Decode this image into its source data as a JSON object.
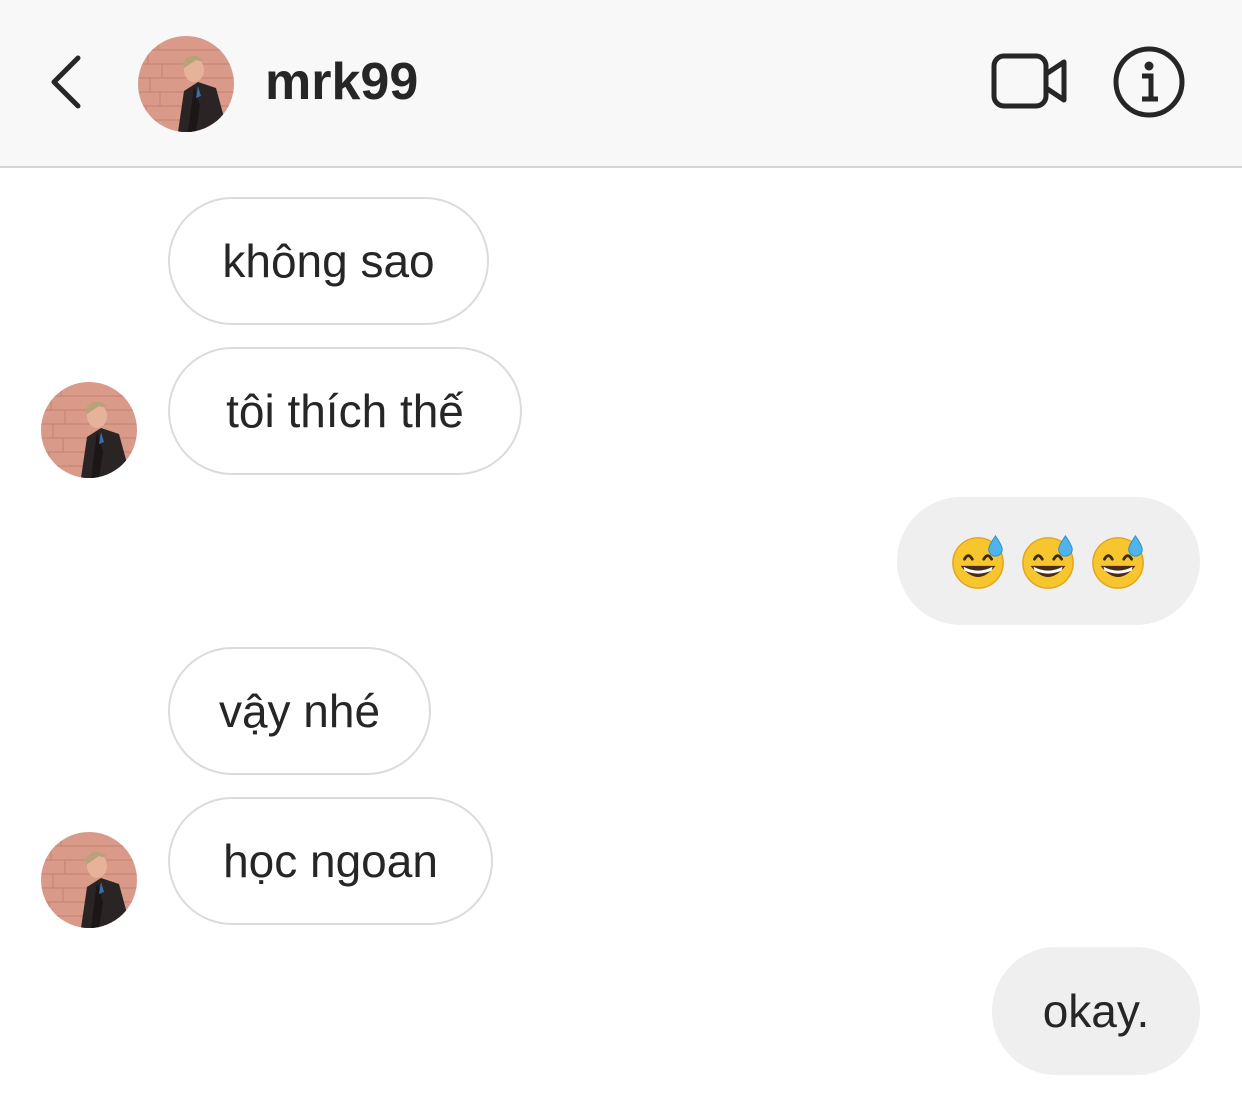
{
  "header": {
    "username": "mrk99",
    "back_icon": "chevron-left-icon",
    "video_icon": "video-camera-icon",
    "info_icon": "info-icon"
  },
  "colors": {
    "header_bg": "#f8f8f8",
    "incoming_border": "#dbdbdb",
    "outgoing_bg": "#efefef",
    "text": "#262626"
  },
  "messages": [
    {
      "direction": "incoming",
      "text": "không sao",
      "show_avatar": false
    },
    {
      "direction": "incoming",
      "text": "tôi thích thế",
      "show_avatar": true
    },
    {
      "direction": "outgoing",
      "emoji": [
        "grinning-face-with-sweat",
        "grinning-face-with-sweat",
        "grinning-face-with-sweat"
      ]
    },
    {
      "direction": "incoming",
      "text": "vậy nhé",
      "show_avatar": false
    },
    {
      "direction": "incoming",
      "text": "học ngoan",
      "show_avatar": true
    },
    {
      "direction": "outgoing",
      "text": "okay."
    }
  ]
}
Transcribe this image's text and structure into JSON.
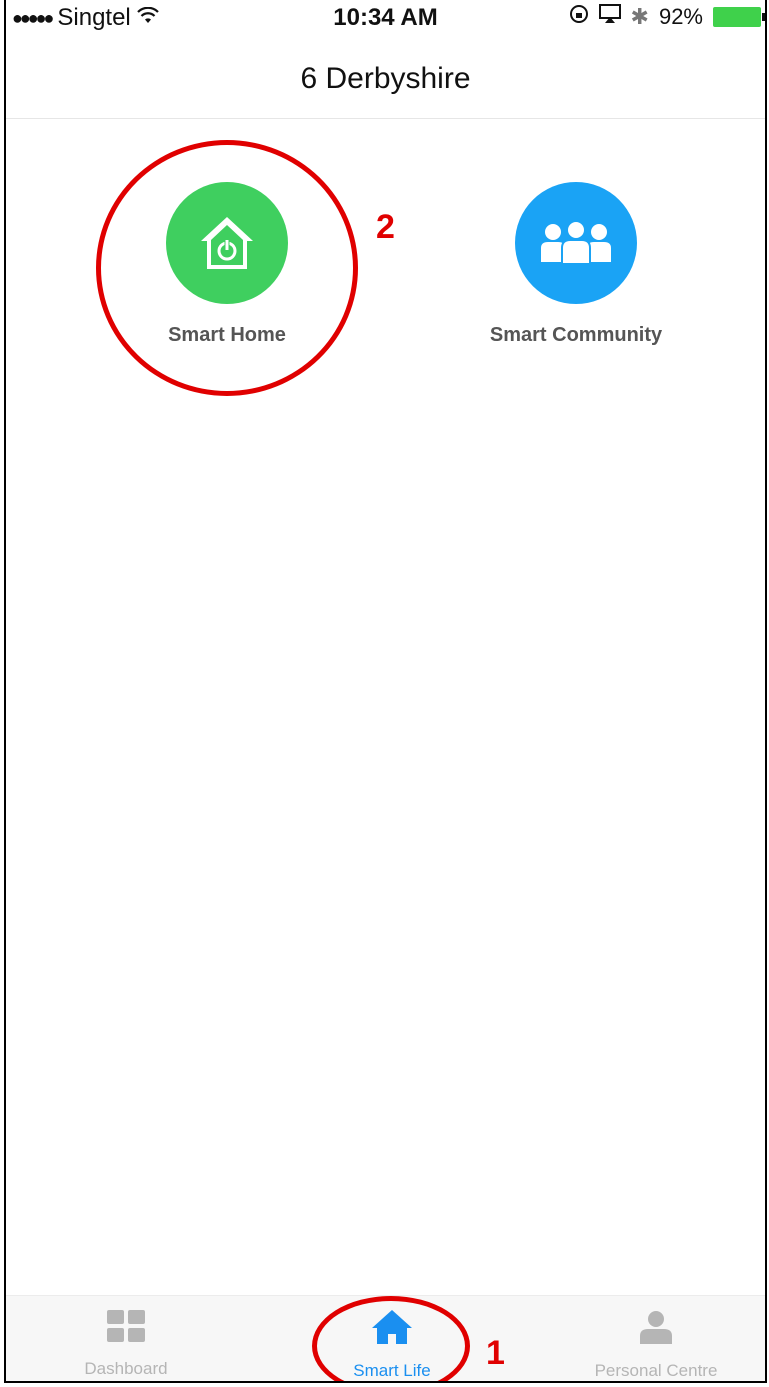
{
  "status_bar": {
    "carrier": "Singtel",
    "time": "10:34 AM",
    "battery": "92%"
  },
  "header": {
    "title": "6 Derbyshire"
  },
  "tiles": [
    {
      "label": "Smart Home",
      "icon": "house-power-icon",
      "color": "#3fcf5f"
    },
    {
      "label": "Smart Community",
      "icon": "people-group-icon",
      "color": "#1aa3f5"
    }
  ],
  "annotations": {
    "step_1": "1",
    "step_2": "2",
    "color": "#e00000"
  },
  "tab_bar": {
    "tabs": [
      {
        "label": "Dashboard",
        "icon": "grid-icon",
        "active": false
      },
      {
        "label": "Smart Life",
        "icon": "home-icon",
        "active": true
      },
      {
        "label": "Personal Centre",
        "icon": "person-icon",
        "active": false
      }
    ],
    "active_color": "#1a8ff0",
    "inactive_color": "#b5b5b5"
  }
}
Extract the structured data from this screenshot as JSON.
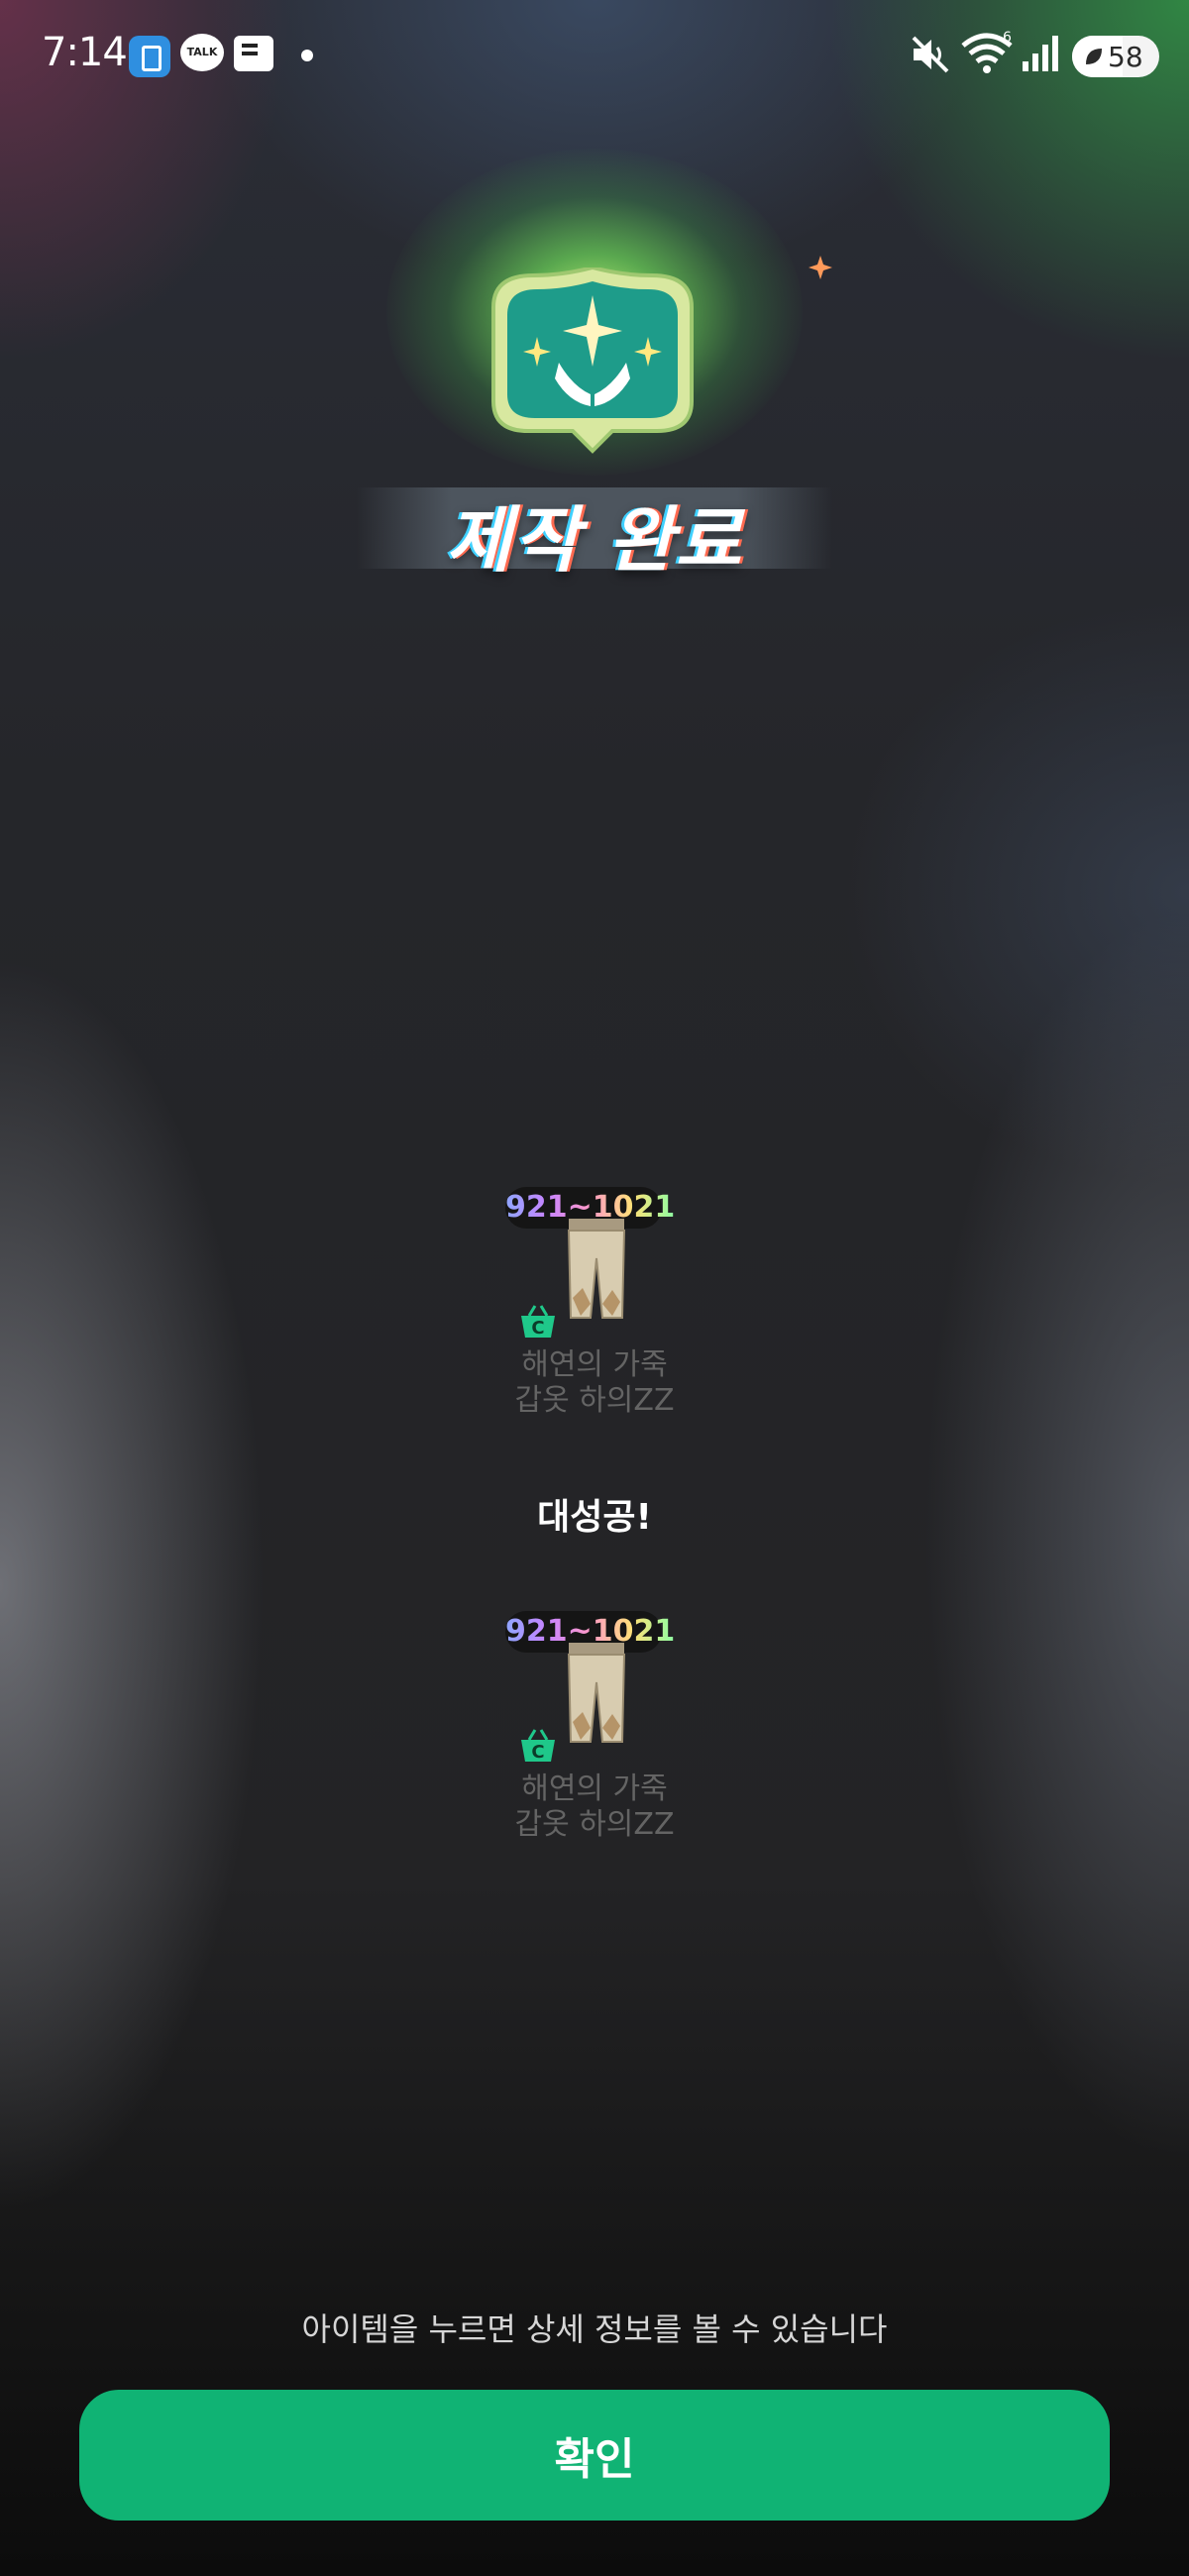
{
  "status_bar": {
    "time": "7:14",
    "talk_label": "TALK",
    "battery": "58",
    "wifi_badge": "6"
  },
  "header": {
    "title": "제작 완료",
    "emblem_icon": "praying-hands-emblem-icon"
  },
  "results": {
    "items": [
      {
        "level_range": "921~1021",
        "name_line1": "해연의 가죽",
        "name_line2": "갑옷 하의ZZ",
        "icon": "leather-pants-icon",
        "shop_badge": "C"
      },
      {
        "level_range": "921~1021",
        "name_line1": "해연의 가죽",
        "name_line2": "갑옷 하의ZZ",
        "icon": "leather-pants-icon",
        "shop_badge": "C"
      }
    ],
    "success_text": "대성공!"
  },
  "footer": {
    "hint": "아이템을 누르면 상세 정보를 볼 수 있습니다",
    "confirm_label": "확인"
  },
  "colors": {
    "accent": "#10b374",
    "item_name": "#646464"
  }
}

========

## GOAL OF THE EXERCISE
In the entries above, find every line with the word "data" and list it.

## OUTPUT BELOW
Decode this image into its source data as a JSON object.
Extract the structured data from this screenshot as JSON.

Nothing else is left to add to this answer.